Work required: Identify all lines in the data containing the string "испытательной". Copy them out.
-- Source records start --
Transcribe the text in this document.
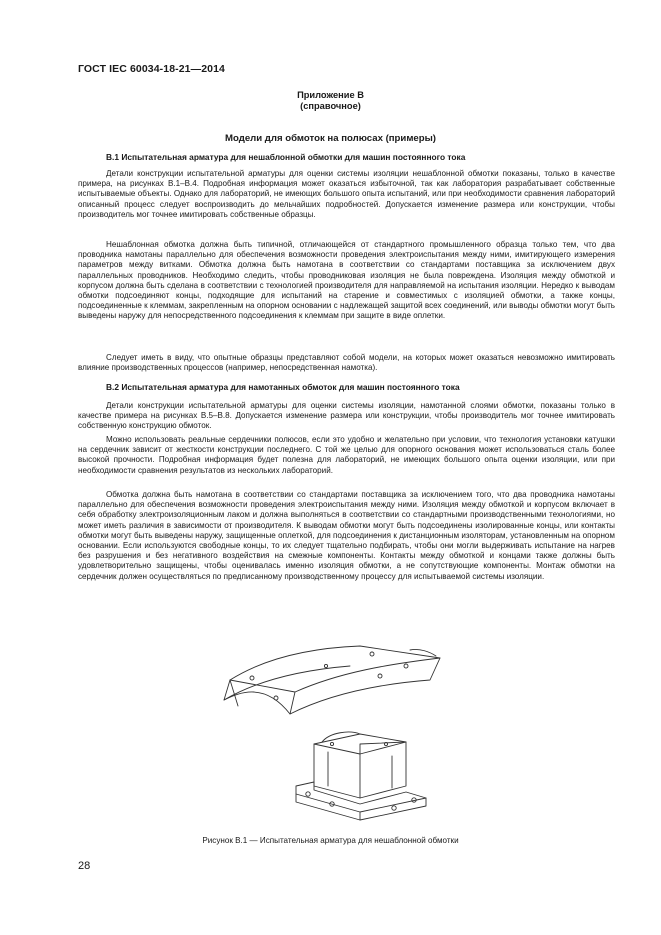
ГОСТ IEC 60034-18-21—2014
Приложение В
(справочное)
Модели для обмоток на полюсах (примеры)
В.1 Испытательная арматура для нешаблонной обмотки для машин постоянного тока

Детали конструкции испытательной арматуры для оценки системы изоляции нешаблонной обмотки показаны, только в качестве примера, на рисунках В.1–В.4. Подробная информация может оказаться избыточной, так как лаборатория разрабатывает собственные испытываемые объекты. Однако для лабораторий, не имеющих большого опыта испытаний, или при необходимости сравнения лабораторий описанный процесс следует воспроизводить до мельчайших подробностей. Допускается изменение размера или конструкции, чтобы производитель мог точнее имитировать собственные образцы.

Нешаблонная обмотка должна быть типичной, отличающейся от стандартного промышленного образца только тем, что два проводника намотаны параллельно для обеспечения возможности проведения электроиспытания между ними, имитирующего измерения параметров между витками. Обмотка должна быть намотана в соответствии со стандартами поставщика за исключением двух параллельных проводников. Необходимо следить, чтобы проводниковая изоляция не была повреждена. Изоляция между обмоткой и корпусом должна быть сделана в соответствии с технологией производителя для направляемой на испытания изоляции. Нередко к выводам обмотки подсоединяют концы, подходящие для испытаний на старение и совместимых с изоляцией обмотки, а также концы, подсоединенные к клеммам, закрепленным на опорном основании с надлежащей защитой всех соединений, или выводы обмотки могут быть выведены наружу для непосредственного подсоединения к клеммам при защите в виде оплетки.

Следует иметь в виду, что опытные образцы представляют собой модели, на которых может оказаться невозможно имитировать влияние производственных процессов (например, непосредственная намотка).

В.2 Испытательная арматура для намотанных обмоток для машин постоянного тока

Детали конструкции испытательной арматуры для оценки системы изоляции, намотанной слоями обмотки, показаны только в качестве примера на рисунках В.5–В.8. Допускается изменение размера или конструкции, чтобы производитель мог точнее имитировать собственную конструкцию обмоток.

Можно использовать реальные сердечники полюсов, если это удобно и желательно при условии, что технология установки катушки на сердечник зависит от жесткости конструкции последнего. С той же целью для опорного основания может использоваться сталь более высокой прочности. Подробная информация будет полезна для лабораторий, не имеющих большого опыта оценки изоляции, или при необходимости сравнения результатов из нескольких лабораторий.

Обмотка должна быть намотана в соответствии со стандартами поставщика за исключением того, что два проводника намотаны параллельно для обеспечения возможности проведения электроиспытания между ними. Изоляция между обмоткой и корпусом включает в себя обработку электроизоляционным лаком и должна выполняться в соответствии со стандартными производственными технологиями, но может иметь различия в зависимости от производителя. К выводам обмотки могут быть подсоединены изолированные концы, или контакты обмотки могут быть выведены наружу, защищенные оплеткой, для подсоединения к дистанционным изоляторам, установленным на опорном основании. Если используются свободные концы, то их следует тщательно подбирать, чтобы они могли выдерживать испытание на нагрев без разрушения и без негативного воздействия на смежные компоненты. Контакты между обмоткой и концами также должны быть удовлетворительно защищены, чтобы оценивалась именно изоляция обмотки, а не сопутствующие компоненты. Монтаж обмотки на сердечник должен осуществляться по предписанному производственному процессу для испытываемой системы изоляции.

Рисунок В.1 — Испытательная арматура для нешаблонной обмотки
28
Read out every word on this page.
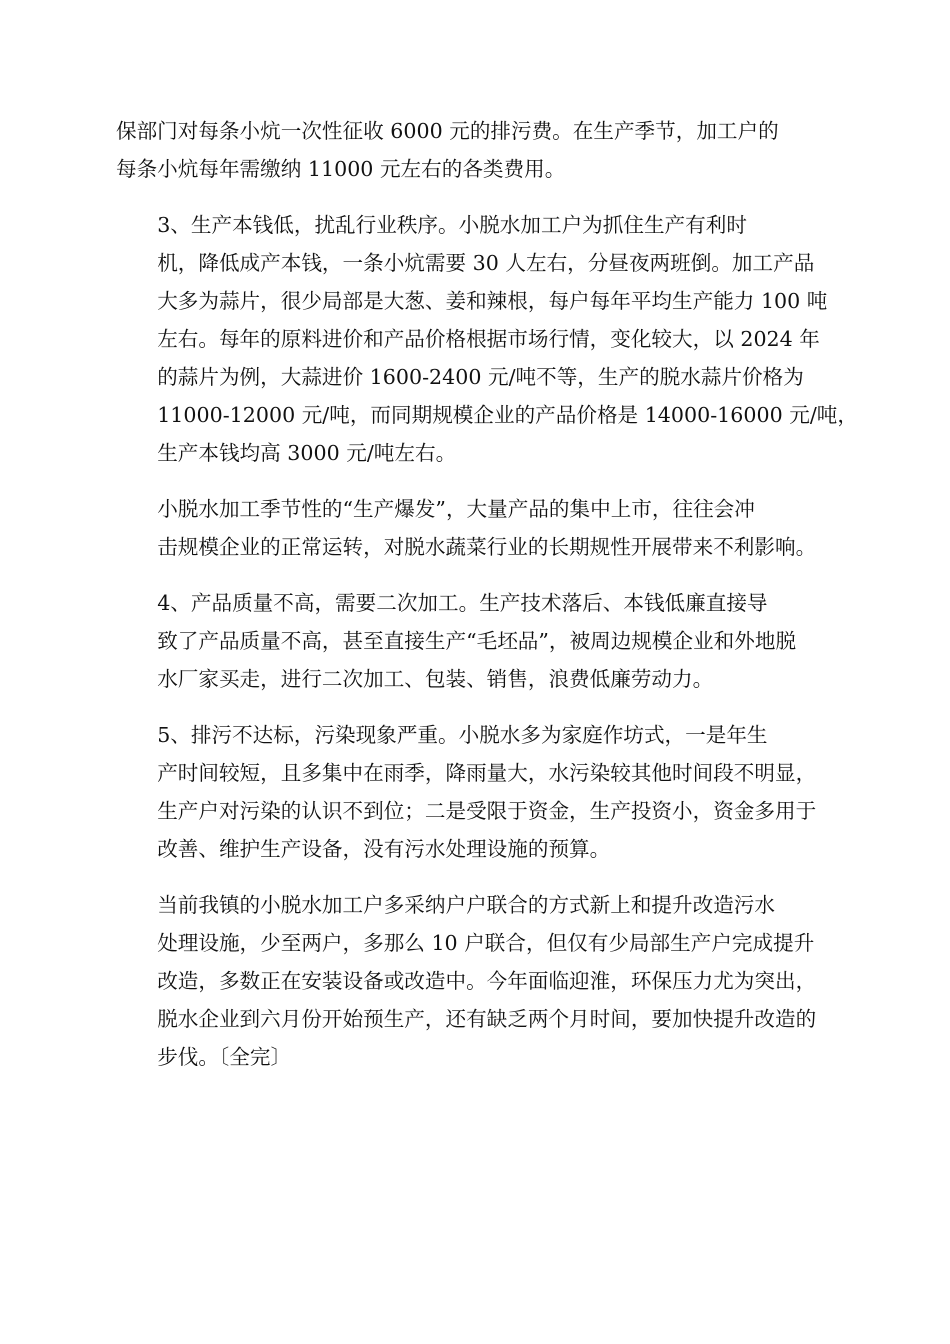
保部门对每条小炕一次性征收 6000 元的排污费。在生产季节，加工户的
每条小炕每年需缴纳 11000 元左右的各类费用。

3、生产本钱低，扰乱行业秩序。小脱水加工户为抓住生产有利时
机，降低成产本钱，一条小炕需要 30 人左右，分昼夜两班倒。加工产品
大多为蒜片，很少局部是大葱、姜和辣根，每户每年平均生产能力 100 吨
左右。每年的原料进价和产品价格根据市场行情，变化较大，以 2024 年
的蒜片为例，大蒜进价 1600-2400 元/吨不等，生产的脱水蒜片价格为
11000-12000 元/吨，而同期规模企业的产品价格是 14000-16000 元/吨，
生产本钱均高 3000 元/吨左右。

小脱水加工季节性的“生产爆发”，大量产品的集中上市，往往会冲
击规模企业的正常运转，对脱水蔬菜行业的长期规性开展带来不利影响。

4、产品质量不高，需要二次加工。生产技术落后、本钱低廉直接导
致了产品质量不高，甚至直接生产“毛坯品”，被周边规模企业和外地脱
水厂家买走，进行二次加工、包装、销售，浪费低廉劳动力。

5、排污不达标，污染现象严重。小脱水多为家庭作坊式，一是年生
产时间较短，且多集中在雨季，降雨量大，水污染较其他时间段不明显，
生产户对污染的认识不到位；二是受限于资金，生产投资小，资金多用于
改善、维护生产设备，没有污水处理设施的预算。

当前我镇的小脱水加工户多采纳户户联合的方式新上和提升改造污水
处理设施，少至两户，多那么 10 户联合，但仅有少局部生产户完成提升
改造，多数正在安装设备或改造中。今年面临迎淮，环保压力尤为突出，
脱水企业到六月份开始预生产，还有缺乏两个月时间，要加快提升改造的
步伐。〔全完〕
-- Source records end --
Response to this task:
Детали конструкции испытательной арматуры для оценки системы изоляции нешаблонной обмотки показаны, только в качестве примера, на рисунках В.1–В.4. Подробная информация может оказаться избыточной, так как лаборатория разрабатывает собственные испытываемые объекты. Однако для лабораторий, не имеющих большого опыта испытаний, или при необходимости сравнения лабораторий описанный процесс следует воспроизводить до мельчайших подробностей. Допускается изменение размера или конструкции, чтобы производитель мог точнее имитировать собственные образцы.
Детали конструкции испытательной арматуры для оценки системы изоляции, намотанной слоями обмотки, показаны только в качестве примера на рисунках В.5–В.8. Допускается изменение размера или конструкции, чтобы производитель мог точнее имитировать собственную конструкцию обмоток.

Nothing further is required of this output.